[Records start]

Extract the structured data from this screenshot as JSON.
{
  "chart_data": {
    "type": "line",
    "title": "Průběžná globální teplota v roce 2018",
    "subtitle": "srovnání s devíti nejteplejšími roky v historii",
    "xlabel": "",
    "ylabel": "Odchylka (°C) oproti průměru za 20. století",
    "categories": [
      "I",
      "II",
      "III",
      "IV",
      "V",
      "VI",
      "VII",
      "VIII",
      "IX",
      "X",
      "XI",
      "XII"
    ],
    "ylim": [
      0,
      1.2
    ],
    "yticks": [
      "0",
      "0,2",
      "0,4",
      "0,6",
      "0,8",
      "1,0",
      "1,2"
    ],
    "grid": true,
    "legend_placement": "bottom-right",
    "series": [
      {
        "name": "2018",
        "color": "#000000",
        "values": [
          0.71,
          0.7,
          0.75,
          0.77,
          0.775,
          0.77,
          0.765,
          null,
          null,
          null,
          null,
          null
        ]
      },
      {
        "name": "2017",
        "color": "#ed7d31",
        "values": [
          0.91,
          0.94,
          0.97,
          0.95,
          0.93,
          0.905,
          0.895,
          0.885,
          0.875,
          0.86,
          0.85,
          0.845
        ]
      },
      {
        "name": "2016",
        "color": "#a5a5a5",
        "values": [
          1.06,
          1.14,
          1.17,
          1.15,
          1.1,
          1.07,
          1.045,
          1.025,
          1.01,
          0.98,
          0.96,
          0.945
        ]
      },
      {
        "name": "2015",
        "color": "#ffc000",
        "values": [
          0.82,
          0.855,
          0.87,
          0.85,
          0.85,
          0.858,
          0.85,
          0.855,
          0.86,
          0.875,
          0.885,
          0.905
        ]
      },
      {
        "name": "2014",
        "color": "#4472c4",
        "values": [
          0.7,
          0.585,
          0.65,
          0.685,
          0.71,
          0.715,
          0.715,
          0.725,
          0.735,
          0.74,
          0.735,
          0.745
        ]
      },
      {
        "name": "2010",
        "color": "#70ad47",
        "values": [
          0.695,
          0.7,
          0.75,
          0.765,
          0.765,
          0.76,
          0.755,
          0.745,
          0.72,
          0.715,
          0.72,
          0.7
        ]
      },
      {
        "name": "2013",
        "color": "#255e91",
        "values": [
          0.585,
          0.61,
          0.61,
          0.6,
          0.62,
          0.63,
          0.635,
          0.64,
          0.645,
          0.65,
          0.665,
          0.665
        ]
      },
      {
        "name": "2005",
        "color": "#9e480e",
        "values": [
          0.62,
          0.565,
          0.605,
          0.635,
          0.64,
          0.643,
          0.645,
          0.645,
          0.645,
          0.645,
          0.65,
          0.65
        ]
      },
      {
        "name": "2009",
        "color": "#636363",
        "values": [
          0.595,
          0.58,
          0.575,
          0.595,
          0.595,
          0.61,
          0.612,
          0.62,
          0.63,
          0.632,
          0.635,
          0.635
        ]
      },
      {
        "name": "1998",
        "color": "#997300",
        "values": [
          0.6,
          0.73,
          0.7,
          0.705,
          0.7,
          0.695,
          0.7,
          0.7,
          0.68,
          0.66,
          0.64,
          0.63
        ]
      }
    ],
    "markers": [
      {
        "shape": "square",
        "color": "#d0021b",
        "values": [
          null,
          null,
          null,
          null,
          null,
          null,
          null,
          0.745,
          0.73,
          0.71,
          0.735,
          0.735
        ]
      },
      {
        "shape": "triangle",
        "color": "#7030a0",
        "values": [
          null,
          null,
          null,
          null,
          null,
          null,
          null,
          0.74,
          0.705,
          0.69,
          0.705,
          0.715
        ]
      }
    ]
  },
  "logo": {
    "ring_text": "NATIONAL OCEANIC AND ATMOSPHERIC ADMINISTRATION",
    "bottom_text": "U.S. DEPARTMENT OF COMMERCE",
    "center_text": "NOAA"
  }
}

[Records end]

> Goal of the exercise
Please reproduce all of the entries exactly as they stand.

> Solution for this task
Extract the structured data from this screenshot as JSON.
{
  "chart_data": {
    "type": "line",
    "title": "Průběžná globální teplota v roce 2018",
    "subtitle": "srovnání s devíti nejteplejšími roky v historii",
    "xlabel": "",
    "ylabel": "Odchylka (°C) oproti průměru za 20. století",
    "categories": [
      "I",
      "II",
      "III",
      "IV",
      "V",
      "VI",
      "VII",
      "VIII",
      "IX",
      "X",
      "XI",
      "XII"
    ],
    "ylim": [
      0,
      1.2
    ],
    "yticks": [
      "0",
      "0,2",
      "0,4",
      "0,6",
      "0,8",
      "1,0",
      "1,2"
    ],
    "grid": true,
    "legend_placement": "bottom-right",
    "series": [
      {
        "name": "2018",
        "color": "#000000",
        "values": [
          0.71,
          0.7,
          0.75,
          0.77,
          0.775,
          0.77,
          0.765,
          null,
          null,
          null,
          null,
          null
        ]
      },
      {
        "name": "2017",
        "color": "#ed7d31",
        "values": [
          0.91,
          0.94,
          0.97,
          0.95,
          0.93,
          0.905,
          0.895,
          0.885,
          0.875,
          0.86,
          0.85,
          0.845
        ]
      },
      {
        "name": "2016",
        "color": "#a5a5a5",
        "values": [
          1.06,
          1.14,
          1.17,
          1.15,
          1.1,
          1.07,
          1.045,
          1.025,
          1.01,
          0.98,
          0.96,
          0.945
        ]
      },
      {
        "name": "2015",
        "color": "#ffc000",
        "values": [
          0.82,
          0.855,
          0.87,
          0.85,
          0.85,
          0.858,
          0.85,
          0.855,
          0.86,
          0.875,
          0.885,
          0.905
        ]
      },
      {
        "name": "2014",
        "color": "#4472c4",
        "values": [
          0.7,
          0.585,
          0.65,
          0.685,
          0.71,
          0.715,
          0.715,
          0.725,
          0.735,
          0.74,
          0.735,
          0.745
        ]
      },
      {
        "name": "2010",
        "color": "#70ad47",
        "values": [
          0.695,
          0.7,
          0.75,
          0.765,
          0.765,
          0.76,
          0.755,
          0.745,
          0.72,
          0.715,
          0.72,
          0.7
        ]
      },
      {
        "name": "2013",
        "color": "#255e91",
        "values": [
          0.585,
          0.61,
          0.61,
          0.6,
          0.62,
          0.63,
          0.635,
          0.64,
          0.645,
          0.65,
          0.665,
          0.665
        ]
      },
      {
        "name": "2005",
        "color": "#9e480e",
        "values": [
          0.62,
          0.565,
          0.605,
          0.635,
          0.64,
          0.643,
          0.645,
          0.645,
          0.645,
          0.645,
          0.65,
          0.65
        ]
      },
      {
        "name": "2009",
        "color": "#636363",
        "values": [
          0.595,
          0.58,
          0.575,
          0.595,
          0.595,
          0.61,
          0.612,
          0.62,
          0.63,
          0.632,
          0.635,
          0.635
        ]
      },
      {
        "name": "1998",
        "color": "#997300",
        "values": [
          0.6,
          0.73,
          0.7,
          0.705,
          0.7,
          0.695,
          0.7,
          0.7,
          0.68,
          0.66,
          0.64,
          0.63
        ]
      }
    ],
    "markers": [
      {
        "shape": "square",
        "color": "#d0021b",
        "values": [
          null,
          null,
          null,
          null,
          null,
          null,
          null,
          0.745,
          0.73,
          0.71,
          0.735,
          0.735
        ]
      },
      {
        "shape": "triangle",
        "color": "#7030a0",
        "values": [
          null,
          null,
          null,
          null,
          null,
          null,
          null,
          0.74,
          0.705,
          0.69,
          0.705,
          0.715
        ]
      }
    ]
  },
  "logo": {
    "ring_text": "NATIONAL OCEANIC AND ATMOSPHERIC ADMINISTRATION",
    "bottom_text": "U.S. DEPARTMENT OF COMMERCE",
    "center_text": "NOAA"
  }
}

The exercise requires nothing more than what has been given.